═══ Entries shown

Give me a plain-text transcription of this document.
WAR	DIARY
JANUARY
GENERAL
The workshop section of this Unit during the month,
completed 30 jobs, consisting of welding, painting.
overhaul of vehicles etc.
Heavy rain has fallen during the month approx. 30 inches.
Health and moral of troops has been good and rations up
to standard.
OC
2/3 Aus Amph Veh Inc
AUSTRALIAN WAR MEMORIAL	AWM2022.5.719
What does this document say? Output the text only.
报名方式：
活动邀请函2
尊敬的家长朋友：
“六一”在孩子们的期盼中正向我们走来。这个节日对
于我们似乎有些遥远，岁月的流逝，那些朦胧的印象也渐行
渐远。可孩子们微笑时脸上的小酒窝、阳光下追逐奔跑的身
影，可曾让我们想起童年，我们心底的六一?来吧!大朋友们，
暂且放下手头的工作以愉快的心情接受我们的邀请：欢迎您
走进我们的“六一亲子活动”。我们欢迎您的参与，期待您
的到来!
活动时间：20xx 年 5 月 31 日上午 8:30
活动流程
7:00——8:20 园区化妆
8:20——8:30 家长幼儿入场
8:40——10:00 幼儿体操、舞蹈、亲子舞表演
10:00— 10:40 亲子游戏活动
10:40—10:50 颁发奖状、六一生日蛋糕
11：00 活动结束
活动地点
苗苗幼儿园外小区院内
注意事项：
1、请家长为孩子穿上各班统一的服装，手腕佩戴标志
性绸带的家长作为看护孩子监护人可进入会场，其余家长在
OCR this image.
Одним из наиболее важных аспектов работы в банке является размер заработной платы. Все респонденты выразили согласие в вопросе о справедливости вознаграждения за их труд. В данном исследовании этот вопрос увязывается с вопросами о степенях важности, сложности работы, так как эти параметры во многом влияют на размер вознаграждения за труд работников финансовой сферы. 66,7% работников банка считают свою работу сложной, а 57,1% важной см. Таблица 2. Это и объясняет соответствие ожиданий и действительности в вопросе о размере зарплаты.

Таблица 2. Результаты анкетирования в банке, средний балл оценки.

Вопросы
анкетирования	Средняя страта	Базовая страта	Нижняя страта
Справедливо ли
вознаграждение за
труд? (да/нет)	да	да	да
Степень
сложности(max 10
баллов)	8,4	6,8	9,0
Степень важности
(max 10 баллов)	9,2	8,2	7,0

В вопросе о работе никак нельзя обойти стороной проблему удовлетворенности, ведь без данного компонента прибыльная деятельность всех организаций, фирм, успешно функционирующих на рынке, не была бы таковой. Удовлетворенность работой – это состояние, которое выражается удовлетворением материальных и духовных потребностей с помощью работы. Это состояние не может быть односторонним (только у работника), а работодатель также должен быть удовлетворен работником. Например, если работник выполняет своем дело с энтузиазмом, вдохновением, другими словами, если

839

══════

■ Exercise
Nothing should be left out: repeat all of the data exactly.

■ Reply to the task
Give me a plain-text transcription of this document.
WAR	DIARY
JANUARY
GENERAL
The workshop section of this Unit during the month,
completed 30 jobs, consisting of welding, painting.
overhaul of vehicles etc.
Heavy rain has fallen during the month approx. 30 inches.
Health and moral of troops has been good and rations up
to standard.
OC
2/3 Aus Amph Veh Inc
AUSTRALIAN WAR MEMORIAL	AWM2022.5.719
What does this document say? Output the text only.
报名方式：
活动邀请函2
尊敬的家长朋友：
“六一”在孩子们的期盼中正向我们走来。这个节日对
于我们似乎有些遥远，岁月的流逝，那些朦胧的印象也渐行
渐远。可孩子们微笑时脸上的小酒窝、阳光下追逐奔跑的身
影，可曾让我们想起童年，我们心底的六一?来吧!大朋友们，
暂且放下手头的工作以愉快的心情接受我们的邀请：欢迎您
走进我们的“六一亲子活动”。我们欢迎您的参与，期待您
的到来!
活动时间：20xx 年 5 月 31 日上午 8:30
活动流程
7:00——8:20 园区化妆
8:20——8:30 家长幼儿入场
8:40——10:00 幼儿体操、舞蹈、亲子舞表演
10:00— 10:40 亲子游戏活动
10:40—10:50 颁发奖状、六一生日蛋糕
11：00 活动结束
活动地点
苗苗幼儿园外小区院内
注意事项：
1、请家长为孩子穿上各班统一的服装，手腕佩戴标志
性绸带的家长作为看护孩子监护人可进入会场，其余家长在
OCR this image.
Одним из наиболее важных аспектов работы в банке является размер заработной платы. Все респонденты выразили согласие в вопросе о справедливости вознаграждения за их труд. В данном исследовании этот вопрос увязывается с вопросами о степенях важности, сложности работы, так как эти параметры во многом влияют на размер вознаграждения за труд работников финансовой сферы. 66,7% работников банка считают свою работу сложной, а 57,1% важной см. Таблица 2. Это и объясняет соответствие ожиданий и действительности в вопросе о размере зарплаты.

Таблица 2. Результаты анкетирования в банке, средний балл оценки.

Вопросы
анкетирования	Средняя страта	Базовая страта	Нижняя страта
Справедливо ли
вознаграждение за
труд? (да/нет)	да	да	да
Степень
сложности(max 10
баллов)	8,4	6,8	9,0
Степень важности
(max 10 баллов)	9,2	8,2	7,0

В вопросе о работе никак нельзя обойти стороной проблему удовлетворенности, ведь без данного компонента прибыльная деятельность всех организаций, фирм, успешно функционирующих на рынке, не была бы таковой. Удовлетворенность работой – это состояние, которое выражается удовлетворением материальных и духовных потребностей с помощью работы. Это состояние не может быть односторонним (только у работника), а работодатель также должен быть удовлетворен работником. Например, если работник выполняет своем дело с энтузиазмом, вдохновением, другими словами, если

839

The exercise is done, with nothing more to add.